#### [WHAT YOU WILL DO]
Images are excluded; otherwise, output every record exactly.

#### [MATERIALS PROVIDED]
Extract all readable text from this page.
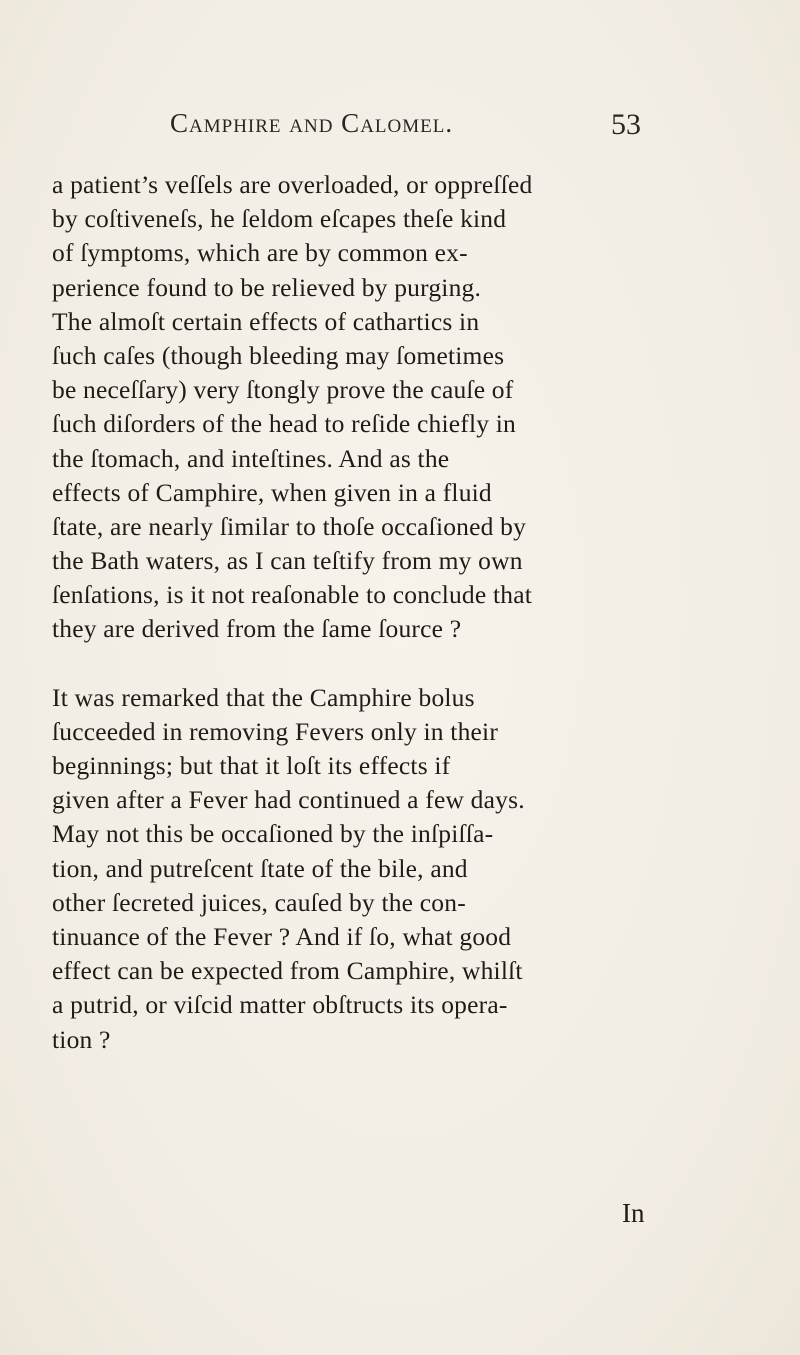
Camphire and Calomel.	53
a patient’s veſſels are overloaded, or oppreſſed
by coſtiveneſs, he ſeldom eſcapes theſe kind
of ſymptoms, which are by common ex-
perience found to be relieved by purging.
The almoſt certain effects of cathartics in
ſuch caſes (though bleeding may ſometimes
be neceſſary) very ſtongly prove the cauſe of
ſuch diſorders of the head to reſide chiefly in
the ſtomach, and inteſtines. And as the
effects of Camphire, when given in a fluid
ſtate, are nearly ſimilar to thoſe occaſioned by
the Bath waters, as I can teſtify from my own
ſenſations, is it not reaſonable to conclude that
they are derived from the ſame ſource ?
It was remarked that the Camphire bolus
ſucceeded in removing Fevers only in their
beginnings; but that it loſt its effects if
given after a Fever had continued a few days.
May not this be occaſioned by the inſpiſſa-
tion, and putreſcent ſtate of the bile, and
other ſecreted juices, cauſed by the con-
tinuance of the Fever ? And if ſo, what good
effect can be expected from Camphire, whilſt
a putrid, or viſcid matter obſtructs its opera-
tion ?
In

#### [ANSWER]
Extract all readable text from this page.
Camphire and Calomel.	53
a patient’s veſſels are overloaded, or oppreſſed
by coſtiveneſs, he ſeldom eſcapes theſe kind
of ſymptoms, which are by common ex-
perience found to be relieved by purging.
The almoſt certain effects of cathartics in
ſuch caſes (though bleeding may ſometimes
be neceſſary) very ſtongly prove the cauſe of
ſuch diſorders of the head to reſide chiefly in
the ſtomach, and inteſtines. And as the
effects of Camphire, when given in a fluid
ſtate, are nearly ſimilar to thoſe occaſioned by
the Bath waters, as I can teſtify from my own
ſenſations, is it not reaſonable to conclude that
they are derived from the ſame ſource ?
It was remarked that the Camphire bolus
ſucceeded in removing Fevers only in their
beginnings; but that it loſt its effects if
given after a Fever had continued a few days.
May not this be occaſioned by the inſpiſſa-
tion, and putreſcent ſtate of the bile, and
other ſecreted juices, cauſed by the con-
tinuance of the Fever ? And if ſo, what good
effect can be expected from Camphire, whilſt
a putrid, or viſcid matter obſtructs its opera-
tion ?
In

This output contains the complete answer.